---------- Task inputs
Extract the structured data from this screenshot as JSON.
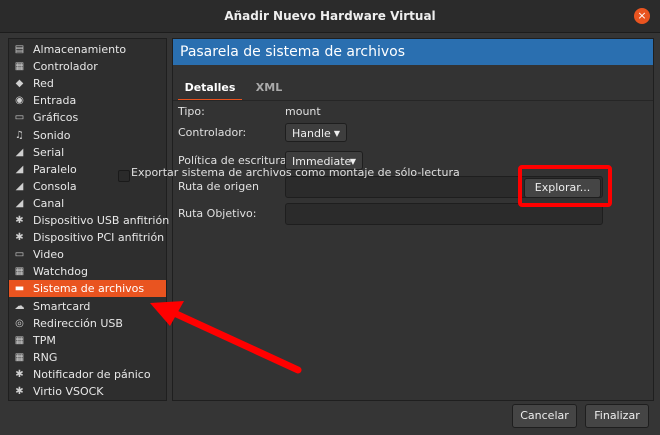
{
  "window": {
    "title": "Añadir Nuevo Hardware Virtual",
    "close_icon": "×"
  },
  "sidebar": {
    "items": [
      {
        "label": "Almacenamiento",
        "icon": "storage-icon",
        "glyph": "▤"
      },
      {
        "label": "Controlador",
        "icon": "controller-icon",
        "glyph": "▦"
      },
      {
        "label": "Red",
        "icon": "network-icon",
        "glyph": "◆"
      },
      {
        "label": "Entrada",
        "icon": "mouse-icon",
        "glyph": "◉"
      },
      {
        "label": "Gráficos",
        "icon": "display-icon",
        "glyph": "▭"
      },
      {
        "label": "Sonido",
        "icon": "sound-icon",
        "glyph": "♫"
      },
      {
        "label": "Serial",
        "icon": "serial-icon",
        "glyph": "◢"
      },
      {
        "label": "Paralelo",
        "icon": "parallel-icon",
        "glyph": "◢"
      },
      {
        "label": "Consola",
        "icon": "console-icon",
        "glyph": "◢"
      },
      {
        "label": "Canal",
        "icon": "channel-icon",
        "glyph": "◢"
      },
      {
        "label": "Dispositivo USB anfitrión",
        "icon": "usb-icon",
        "glyph": "✱"
      },
      {
        "label": "Dispositivo PCI anfitrión",
        "icon": "pci-icon",
        "glyph": "✱"
      },
      {
        "label": "Video",
        "icon": "video-icon",
        "glyph": "▭"
      },
      {
        "label": "Watchdog",
        "icon": "watchdog-icon",
        "glyph": "▦"
      },
      {
        "label": "Sistema de archivos",
        "icon": "folder-icon",
        "glyph": "▬"
      },
      {
        "label": "Smartcard",
        "icon": "smartcard-icon",
        "glyph": "☁"
      },
      {
        "label": "Redirección USB",
        "icon": "usb-redirect-icon",
        "glyph": "◎"
      },
      {
        "label": "TPM",
        "icon": "tpm-icon",
        "glyph": "▦"
      },
      {
        "label": "RNG",
        "icon": "rng-icon",
        "glyph": "▦"
      },
      {
        "label": "Notificador de pánico",
        "icon": "panic-icon",
        "glyph": "✱"
      },
      {
        "label": "Virtio VSOCK",
        "icon": "vsock-icon",
        "glyph": "✱"
      }
    ],
    "selected": "Sistema de archivos"
  },
  "panel": {
    "header": "Pasarela de sistema de archivos",
    "tabs": [
      {
        "label": "Detalles",
        "active": true
      },
      {
        "label": "XML",
        "active": false
      }
    ],
    "fields": {
      "tipo_label": "Tipo:",
      "tipo_value": "mount",
      "controlador_label": "Controlador:",
      "controlador_value": "Handle",
      "politica_label": "Política de escritura:",
      "politica_value": "Immediate",
      "ruta_origen_label": "Ruta de origen",
      "ruta_origen_value": "",
      "explorar_label": "Explorar...",
      "ruta_objetivo_label": "Ruta Objetivo:",
      "ruta_objetivo_value": "",
      "readonly_label": "Exportar sistema de archivos como montaje de sólo-lectura",
      "readonly_checked": false
    }
  },
  "footer": {
    "cancel": "Cancelar",
    "finish": "Finalizar"
  },
  "colors": {
    "accent": "#e95420",
    "header": "#2a6fb0",
    "annotation": "#ff0000"
  }
}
--------------------
Reproduce the listing above exactly, excluding all pictures.

Extract the structured data from this screenshot as JSON.
{
  "window": {
    "title": "Añadir Nuevo Hardware Virtual",
    "close_icon": "×"
  },
  "sidebar": {
    "items": [
      {
        "label": "Almacenamiento",
        "icon": "storage-icon",
        "glyph": "▤"
      },
      {
        "label": "Controlador",
        "icon": "controller-icon",
        "glyph": "▦"
      },
      {
        "label": "Red",
        "icon": "network-icon",
        "glyph": "◆"
      },
      {
        "label": "Entrada",
        "icon": "mouse-icon",
        "glyph": "◉"
      },
      {
        "label": "Gráficos",
        "icon": "display-icon",
        "glyph": "▭"
      },
      {
        "label": "Sonido",
        "icon": "sound-icon",
        "glyph": "♫"
      },
      {
        "label": "Serial",
        "icon": "serial-icon",
        "glyph": "◢"
      },
      {
        "label": "Paralelo",
        "icon": "parallel-icon",
        "glyph": "◢"
      },
      {
        "label": "Consola",
        "icon": "console-icon",
        "glyph": "◢"
      },
      {
        "label": "Canal",
        "icon": "channel-icon",
        "glyph": "◢"
      },
      {
        "label": "Dispositivo USB anfitrión",
        "icon": "usb-icon",
        "glyph": "✱"
      },
      {
        "label": "Dispositivo PCI anfitrión",
        "icon": "pci-icon",
        "glyph": "✱"
      },
      {
        "label": "Video",
        "icon": "video-icon",
        "glyph": "▭"
      },
      {
        "label": "Watchdog",
        "icon": "watchdog-icon",
        "glyph": "▦"
      },
      {
        "label": "Sistema de archivos",
        "icon": "folder-icon",
        "glyph": "▬"
      },
      {
        "label": "Smartcard",
        "icon": "smartcard-icon",
        "glyph": "☁"
      },
      {
        "label": "Redirección USB",
        "icon": "usb-redirect-icon",
        "glyph": "◎"
      },
      {
        "label": "TPM",
        "icon": "tpm-icon",
        "glyph": "▦"
      },
      {
        "label": "RNG",
        "icon": "rng-icon",
        "glyph": "▦"
      },
      {
        "label": "Notificador de pánico",
        "icon": "panic-icon",
        "glyph": "✱"
      },
      {
        "label": "Virtio VSOCK",
        "icon": "vsock-icon",
        "glyph": "✱"
      }
    ],
    "selected": "Sistema de archivos"
  },
  "panel": {
    "header": "Pasarela de sistema de archivos",
    "tabs": [
      {
        "label": "Detalles",
        "active": true
      },
      {
        "label": "XML",
        "active": false
      }
    ],
    "fields": {
      "tipo_label": "Tipo:",
      "tipo_value": "mount",
      "controlador_label": "Controlador:",
      "controlador_value": "Handle",
      "politica_label": "Política de escritura:",
      "politica_value": "Immediate",
      "ruta_origen_label": "Ruta de origen",
      "ruta_origen_value": "",
      "explorar_label": "Explorar...",
      "ruta_objetivo_label": "Ruta Objetivo:",
      "ruta_objetivo_value": "",
      "readonly_label": "Exportar sistema de archivos como montaje de sólo-lectura",
      "readonly_checked": false
    }
  },
  "footer": {
    "cancel": "Cancelar",
    "finish": "Finalizar"
  },
  "colors": {
    "accent": "#e95420",
    "header": "#2a6fb0",
    "annotation": "#ff0000"
  }
}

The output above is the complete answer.